- Exercise description
Output the full listing below exactly, without the pictures.

[Data excerpts]
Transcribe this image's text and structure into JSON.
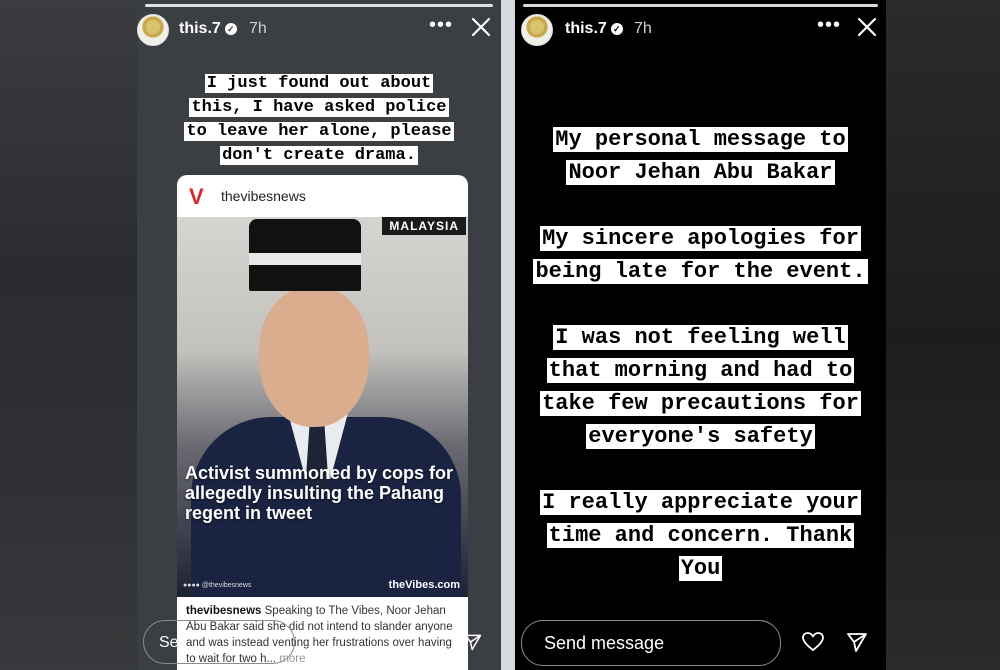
{
  "left_story": {
    "username": "this.7",
    "time": "7h",
    "caption_lines": [
      "I just found out about",
      "this, I have asked police",
      "to leave her alone, please",
      "don't create drama."
    ],
    "card": {
      "account": "thevibesnews",
      "country_tag": "MALAYSIA",
      "headline": "Activist summoned by cops for allegedly insulting the Pahang regent in tweet",
      "brand": "theVibes.com",
      "social_row": "●●●● @thevibesnews",
      "post_user": "thevibesnews",
      "post_text": "Speaking to The Vibes, Noor Jehan Abu Bakar said she did not intend to slander anyone and was instead venting her frustrations over having to wait for two h...",
      "more_label": "more"
    },
    "send_message_label": "Se"
  },
  "right_story": {
    "username": "this.7",
    "time": "7h",
    "paragraphs": [
      [
        "My personal message to",
        "Noor Jehan Abu Bakar"
      ],
      [
        "My sincere apologies for",
        "being late for the event."
      ],
      [
        "I was not feeling well",
        "that morning and had to",
        "take few precautions for",
        "everyone's safety"
      ],
      [
        "I really appreciate your",
        "time and concern. Thank",
        "You"
      ]
    ],
    "send_message_label": "Send message"
  },
  "icons": {
    "more": "more-options-icon",
    "close": "close-icon",
    "heart": "heart-icon",
    "send": "send-icon",
    "verified": "verified-badge-icon"
  },
  "colors": {
    "left_bg": "#3b3e43",
    "right_bg": "#000000",
    "highlight_bg": "#ffffff",
    "highlight_text": "#000000",
    "brand_red": "#d62828"
  }
}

- Finished exercise
Transcribe this image's text and structure into JSON.
{
  "left_story": {
    "username": "this.7",
    "time": "7h",
    "caption_lines": [
      "I just found out about",
      "this, I have asked police",
      "to leave her alone, please",
      "don't create drama."
    ],
    "card": {
      "account": "thevibesnews",
      "country_tag": "MALAYSIA",
      "headline": "Activist summoned by cops for allegedly insulting the Pahang regent in tweet",
      "brand": "theVibes.com",
      "social_row": "●●●● @thevibesnews",
      "post_user": "thevibesnews",
      "post_text": "Speaking to The Vibes, Noor Jehan Abu Bakar said she did not intend to slander anyone and was instead venting her frustrations over having to wait for two h...",
      "more_label": "more"
    },
    "send_message_label": "Se"
  },
  "right_story": {
    "username": "this.7",
    "time": "7h",
    "paragraphs": [
      [
        "My personal message to",
        "Noor Jehan Abu Bakar"
      ],
      [
        "My sincere apologies for",
        "being late for the event."
      ],
      [
        "I was not feeling well",
        "that morning and had to",
        "take few precautions for",
        "everyone's safety"
      ],
      [
        "I really appreciate your",
        "time and concern. Thank",
        "You"
      ]
    ],
    "send_message_label": "Send message"
  },
  "icons": {
    "more": "more-options-icon",
    "close": "close-icon",
    "heart": "heart-icon",
    "send": "send-icon",
    "verified": "verified-badge-icon"
  },
  "colors": {
    "left_bg": "#3b3e43",
    "right_bg": "#000000",
    "highlight_bg": "#ffffff",
    "highlight_text": "#000000",
    "brand_red": "#d62828"
  }
}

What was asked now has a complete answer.